WORK REQUIRED
Could you write out the records below exactly as they appear?

── DATA LISTING ──

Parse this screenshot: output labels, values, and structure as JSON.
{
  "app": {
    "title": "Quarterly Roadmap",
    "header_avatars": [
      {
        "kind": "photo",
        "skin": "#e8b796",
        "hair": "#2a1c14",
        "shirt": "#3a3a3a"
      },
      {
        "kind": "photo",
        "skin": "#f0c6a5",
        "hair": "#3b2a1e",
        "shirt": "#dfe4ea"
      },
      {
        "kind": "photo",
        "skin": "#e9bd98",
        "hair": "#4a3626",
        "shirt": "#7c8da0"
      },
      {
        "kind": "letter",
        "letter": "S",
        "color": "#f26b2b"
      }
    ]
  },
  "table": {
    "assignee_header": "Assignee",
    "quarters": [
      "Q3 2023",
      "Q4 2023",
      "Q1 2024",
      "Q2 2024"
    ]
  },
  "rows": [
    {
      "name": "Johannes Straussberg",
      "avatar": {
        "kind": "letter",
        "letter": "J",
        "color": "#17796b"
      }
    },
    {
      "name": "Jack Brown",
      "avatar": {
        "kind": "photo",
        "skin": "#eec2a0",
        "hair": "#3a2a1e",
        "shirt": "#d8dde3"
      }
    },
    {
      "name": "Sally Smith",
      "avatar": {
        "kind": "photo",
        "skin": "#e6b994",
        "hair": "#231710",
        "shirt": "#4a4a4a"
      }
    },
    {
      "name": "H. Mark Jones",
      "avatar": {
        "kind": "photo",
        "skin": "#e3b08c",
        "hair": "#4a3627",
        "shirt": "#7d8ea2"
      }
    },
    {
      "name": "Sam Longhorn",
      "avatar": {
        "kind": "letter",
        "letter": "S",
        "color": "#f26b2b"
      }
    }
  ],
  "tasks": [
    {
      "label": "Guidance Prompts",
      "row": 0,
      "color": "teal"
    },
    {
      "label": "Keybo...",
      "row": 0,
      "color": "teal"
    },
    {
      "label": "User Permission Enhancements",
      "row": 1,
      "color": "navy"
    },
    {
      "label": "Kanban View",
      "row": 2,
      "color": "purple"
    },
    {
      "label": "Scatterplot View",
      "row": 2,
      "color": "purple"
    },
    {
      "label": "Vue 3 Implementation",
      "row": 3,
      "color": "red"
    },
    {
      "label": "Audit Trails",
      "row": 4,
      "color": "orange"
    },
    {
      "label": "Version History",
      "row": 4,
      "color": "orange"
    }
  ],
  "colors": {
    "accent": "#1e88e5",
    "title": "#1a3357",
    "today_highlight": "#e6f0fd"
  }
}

───

ANSWER TO THIS PROBLEM
Parse this screenshot: output labels, values, and structure as JSON.
{
  "app": {
    "title": "Quarterly Roadmap",
    "header_avatars": [
      {
        "kind": "photo",
        "skin": "#e8b796",
        "hair": "#2a1c14",
        "shirt": "#3a3a3a"
      },
      {
        "kind": "photo",
        "skin": "#f0c6a5",
        "hair": "#3b2a1e",
        "shirt": "#dfe4ea"
      },
      {
        "kind": "photo",
        "skin": "#e9bd98",
        "hair": "#4a3626",
        "shirt": "#7c8da0"
      },
      {
        "kind": "letter",
        "letter": "S",
        "color": "#f26b2b"
      }
    ]
  },
  "table": {
    "assignee_header": "Assignee",
    "quarters": [
      "Q3 2023",
      "Q4 2023",
      "Q1 2024",
      "Q2 2024"
    ]
  },
  "rows": [
    {
      "name": "Johannes Straussberg",
      "avatar": {
        "kind": "letter",
        "letter": "J",
        "color": "#17796b"
      }
    },
    {
      "name": "Jack Brown",
      "avatar": {
        "kind": "photo",
        "skin": "#eec2a0",
        "hair": "#3a2a1e",
        "shirt": "#d8dde3"
      }
    },
    {
      "name": "Sally Smith",
      "avatar": {
        "kind": "photo",
        "skin": "#e6b994",
        "hair": "#231710",
        "shirt": "#4a4a4a"
      }
    },
    {
      "name": "H. Mark Jones",
      "avatar": {
        "kind": "photo",
        "skin": "#e3b08c",
        "hair": "#4a3627",
        "shirt": "#7d8ea2"
      }
    },
    {
      "name": "Sam Longhorn",
      "avatar": {
        "kind": "letter",
        "letter": "S",
        "color": "#f26b2b"
      }
    }
  ],
  "tasks": [
    {
      "label": "Guidance Prompts",
      "row": 0,
      "color": "teal"
    },
    {
      "label": "Keybo...",
      "row": 0,
      "color": "teal"
    },
    {
      "label": "User Permission Enhancements",
      "row": 1,
      "color": "navy"
    },
    {
      "label": "Kanban View",
      "row": 2,
      "color": "purple"
    },
    {
      "label": "Scatterplot View",
      "row": 2,
      "color": "purple"
    },
    {
      "label": "Vue 3 Implementation",
      "row": 3,
      "color": "red"
    },
    {
      "label": "Audit Trails",
      "row": 4,
      "color": "orange"
    },
    {
      "label": "Version History",
      "row": 4,
      "color": "orange"
    }
  ],
  "colors": {
    "accent": "#1e88e5",
    "title": "#1a3357",
    "today_highlight": "#e6f0fd"
  }
}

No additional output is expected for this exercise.